_ITEMS_.

━━━━━━━━━━━━━━━━━━━━

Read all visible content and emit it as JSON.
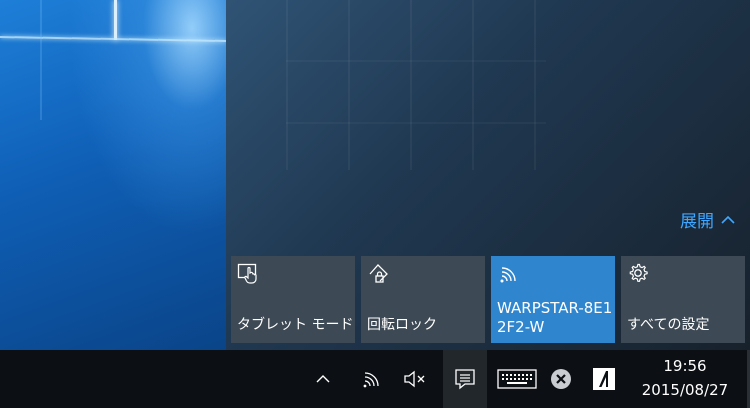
{
  "action_center": {
    "expand_label": "展開",
    "tiles": [
      {
        "label": "タブレット モード",
        "icon": "tablet-mode-icon",
        "active": false
      },
      {
        "label": "回転ロック",
        "icon": "rotation-lock-icon",
        "active": false
      },
      {
        "label": "WARPSTAR-8E12F2-W",
        "icon": "wifi-icon",
        "active": true
      },
      {
        "label": "すべての設定",
        "icon": "gear-icon",
        "active": false
      }
    ],
    "active_color": "#2f86cf",
    "tile_color": "#3d4954",
    "accent_color": "#3fa7ff"
  },
  "taskbar": {
    "time": "19:56",
    "date": "2015/08/27",
    "icons": [
      "chevron-up-icon",
      "network-icon",
      "volume-muted-icon",
      "notifications-icon",
      "keyboard-icon",
      "clear-icon",
      "app-icon"
    ]
  }
}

━━━━━━━━━━━━━━━━━━━━

_THE EXERCISE_.
Give the data again exactly as written, with all pictures left out.

_WRITTEN SOLUTION_.
Read all visible content and emit it as JSON.
{
  "action_center": {
    "expand_label": "展開",
    "tiles": [
      {
        "label": "タブレット モード",
        "icon": "tablet-mode-icon",
        "active": false
      },
      {
        "label": "回転ロック",
        "icon": "rotation-lock-icon",
        "active": false
      },
      {
        "label": "WARPSTAR-8E12F2-W",
        "icon": "wifi-icon",
        "active": true
      },
      {
        "label": "すべての設定",
        "icon": "gear-icon",
        "active": false
      }
    ],
    "active_color": "#2f86cf",
    "tile_color": "#3d4954",
    "accent_color": "#3fa7ff"
  },
  "taskbar": {
    "time": "19:56",
    "date": "2015/08/27",
    "icons": [
      "chevron-up-icon",
      "network-icon",
      "volume-muted-icon",
      "notifications-icon",
      "keyboard-icon",
      "clear-icon",
      "app-icon"
    ]
  }
}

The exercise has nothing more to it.